# INSTRUCTIONS FOR THE TASK
Give the number of lines in the data that hold the word "color", and nothing else.

(Records about charts and figures)
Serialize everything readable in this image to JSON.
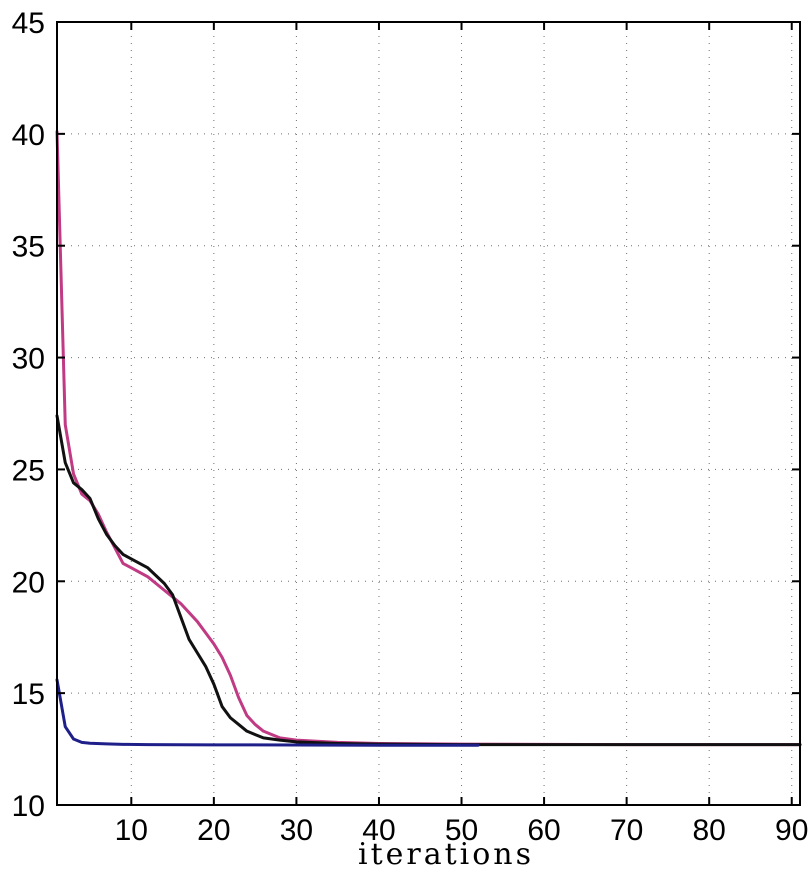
{
  "chart_data": {
    "type": "line",
    "title": "",
    "xlabel": "iterations",
    "ylabel": "",
    "xlim": [
      1,
      91
    ],
    "ylim": [
      10,
      45
    ],
    "grid": true,
    "x_ticks": [
      10,
      20,
      30,
      40,
      50,
      60,
      70,
      80,
      90
    ],
    "y_ticks": [
      10,
      15,
      20,
      25,
      30,
      35,
      40,
      45
    ],
    "x_tick_labels": [
      "10",
      "20",
      "30",
      "40",
      "50",
      "60",
      "70",
      "80",
      "90"
    ],
    "y_tick_labels": [
      "10",
      "15",
      "20",
      "25",
      "30",
      "35",
      "40",
      "45"
    ],
    "series": [
      {
        "color": "#c03a84",
        "points": [
          [
            1,
            40.1
          ],
          [
            2,
            27.0
          ],
          [
            3,
            24.8
          ],
          [
            4,
            23.9
          ],
          [
            5,
            23.6
          ],
          [
            6,
            23.0
          ],
          [
            7,
            22.2
          ],
          [
            8,
            21.5
          ],
          [
            9,
            20.8
          ],
          [
            10,
            20.6
          ],
          [
            12,
            20.2
          ],
          [
            14,
            19.6
          ],
          [
            16,
            19.0
          ],
          [
            18,
            18.2
          ],
          [
            20,
            17.2
          ],
          [
            21,
            16.6
          ],
          [
            22,
            15.8
          ],
          [
            23,
            14.8
          ],
          [
            24,
            14.0
          ],
          [
            25,
            13.6
          ],
          [
            26,
            13.3
          ],
          [
            28,
            13.0
          ],
          [
            30,
            12.9
          ],
          [
            35,
            12.8
          ],
          [
            40,
            12.75
          ],
          [
            50,
            12.72
          ],
          [
            60,
            12.71
          ],
          [
            70,
            12.7
          ],
          [
            80,
            12.7
          ],
          [
            91,
            12.7
          ]
        ]
      },
      {
        "color": "#111111",
        "points": [
          [
            1,
            27.4
          ],
          [
            2,
            25.3
          ],
          [
            3,
            24.4
          ],
          [
            4,
            24.1
          ],
          [
            5,
            23.7
          ],
          [
            6,
            22.8
          ],
          [
            7,
            22.1
          ],
          [
            8,
            21.6
          ],
          [
            9,
            21.2
          ],
          [
            10,
            21.0
          ],
          [
            12,
            20.6
          ],
          [
            14,
            19.9
          ],
          [
            15,
            19.4
          ],
          [
            16,
            18.4
          ],
          [
            17,
            17.4
          ],
          [
            18,
            16.8
          ],
          [
            19,
            16.2
          ],
          [
            20,
            15.4
          ],
          [
            21,
            14.4
          ],
          [
            22,
            13.9
          ],
          [
            23,
            13.6
          ],
          [
            24,
            13.3
          ],
          [
            26,
            13.0
          ],
          [
            28,
            12.9
          ],
          [
            30,
            12.82
          ],
          [
            35,
            12.75
          ],
          [
            40,
            12.72
          ],
          [
            50,
            12.7
          ],
          [
            60,
            12.7
          ],
          [
            70,
            12.7
          ],
          [
            80,
            12.7
          ],
          [
            91,
            12.7
          ]
        ]
      },
      {
        "color": "#1f1f8a",
        "points": [
          [
            1,
            15.6
          ],
          [
            2,
            13.5
          ],
          [
            3,
            12.95
          ],
          [
            4,
            12.8
          ],
          [
            5,
            12.76
          ],
          [
            7,
            12.73
          ],
          [
            9,
            12.71
          ],
          [
            12,
            12.7
          ],
          [
            20,
            12.69
          ],
          [
            30,
            12.68
          ],
          [
            40,
            12.67
          ],
          [
            52,
            12.67
          ]
        ]
      }
    ]
  }
}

# OUTPUT OF THE EXERCISE
3